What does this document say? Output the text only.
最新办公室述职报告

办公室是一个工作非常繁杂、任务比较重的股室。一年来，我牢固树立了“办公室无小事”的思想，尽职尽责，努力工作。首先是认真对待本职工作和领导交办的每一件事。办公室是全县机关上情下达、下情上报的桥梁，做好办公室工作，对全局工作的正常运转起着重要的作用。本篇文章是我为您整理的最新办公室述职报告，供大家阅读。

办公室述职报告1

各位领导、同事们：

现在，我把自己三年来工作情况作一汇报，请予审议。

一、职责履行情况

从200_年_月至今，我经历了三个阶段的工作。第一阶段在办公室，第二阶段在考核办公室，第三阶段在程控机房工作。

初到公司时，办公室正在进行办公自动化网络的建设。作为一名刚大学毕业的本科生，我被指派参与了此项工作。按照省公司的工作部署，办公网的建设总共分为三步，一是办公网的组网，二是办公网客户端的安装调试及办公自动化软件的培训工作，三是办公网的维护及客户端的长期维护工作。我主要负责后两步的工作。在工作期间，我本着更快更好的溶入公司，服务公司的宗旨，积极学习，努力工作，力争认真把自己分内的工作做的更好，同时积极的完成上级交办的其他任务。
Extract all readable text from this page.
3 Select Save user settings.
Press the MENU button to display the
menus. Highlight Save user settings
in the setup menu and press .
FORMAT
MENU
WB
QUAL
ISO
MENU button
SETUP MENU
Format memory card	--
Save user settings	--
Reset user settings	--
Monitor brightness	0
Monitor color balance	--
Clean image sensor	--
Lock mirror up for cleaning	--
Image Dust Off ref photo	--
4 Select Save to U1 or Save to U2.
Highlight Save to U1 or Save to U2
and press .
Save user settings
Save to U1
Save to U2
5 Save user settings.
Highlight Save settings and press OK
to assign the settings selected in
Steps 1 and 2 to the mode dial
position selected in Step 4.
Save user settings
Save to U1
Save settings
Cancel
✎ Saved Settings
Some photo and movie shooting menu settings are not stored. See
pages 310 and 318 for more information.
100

Job
Take the lines above and retype all of them exactly.

Task response
What does this document say? Output the text only.
最新办公室述职报告

办公室是一个工作非常繁杂、任务比较重的股室。一年来，我牢固树立了“办公室无小事”的思想，尽职尽责，努力工作。首先是认真对待本职工作和领导交办的每一件事。办公室是全县机关上情下达、下情上报的桥梁，做好办公室工作，对全局工作的正常运转起着重要的作用。本篇文章是我为您整理的最新办公室述职报告，供大家阅读。

办公室述职报告1

各位领导、同事们：

现在，我把自己三年来工作情况作一汇报，请予审议。

一、职责履行情况

从200_年_月至今，我经历了三个阶段的工作。第一阶段在办公室，第二阶段在考核办公室，第三阶段在程控机房工作。

初到公司时，办公室正在进行办公自动化网络的建设。作为一名刚大学毕业的本科生，我被指派参与了此项工作。按照省公司的工作部署，办公网的建设总共分为三步，一是办公网的组网，二是办公网客户端的安装调试及办公自动化软件的培训工作，三是办公网的维护及客户端的长期维护工作。我主要负责后两步的工作。在工作期间，我本着更快更好的溶入公司，服务公司的宗旨，积极学习，努力工作，力争认真把自己分内的工作做的更好，同时积极的完成上级交办的其他任务。
Extract all readable text from this page.
3 Select Save user settings.
Press the MENU button to display the
menus. Highlight Save user settings
in the setup menu and press .
FORMAT
MENU
WB
QUAL
ISO
MENU button
SETUP MENU
Format memory card	--
Save user settings	--
Reset user settings	--
Monitor brightness	0
Monitor color balance	--
Clean image sensor	--
Lock mirror up for cleaning	--
Image Dust Off ref photo	--
4 Select Save to U1 or Save to U2.
Highlight Save to U1 or Save to U2
and press .
Save user settings
Save to U1
Save to U2
5 Save user settings.
Highlight Save settings and press OK
to assign the settings selected in
Steps 1 and 2 to the mode dial
position selected in Step 4.
Save user settings
Save to U1
Save settings
Cancel
✎ Saved Settings
Some photo and movie shooting menu settings are not stored. See
pages 310 and 318 for more information.
100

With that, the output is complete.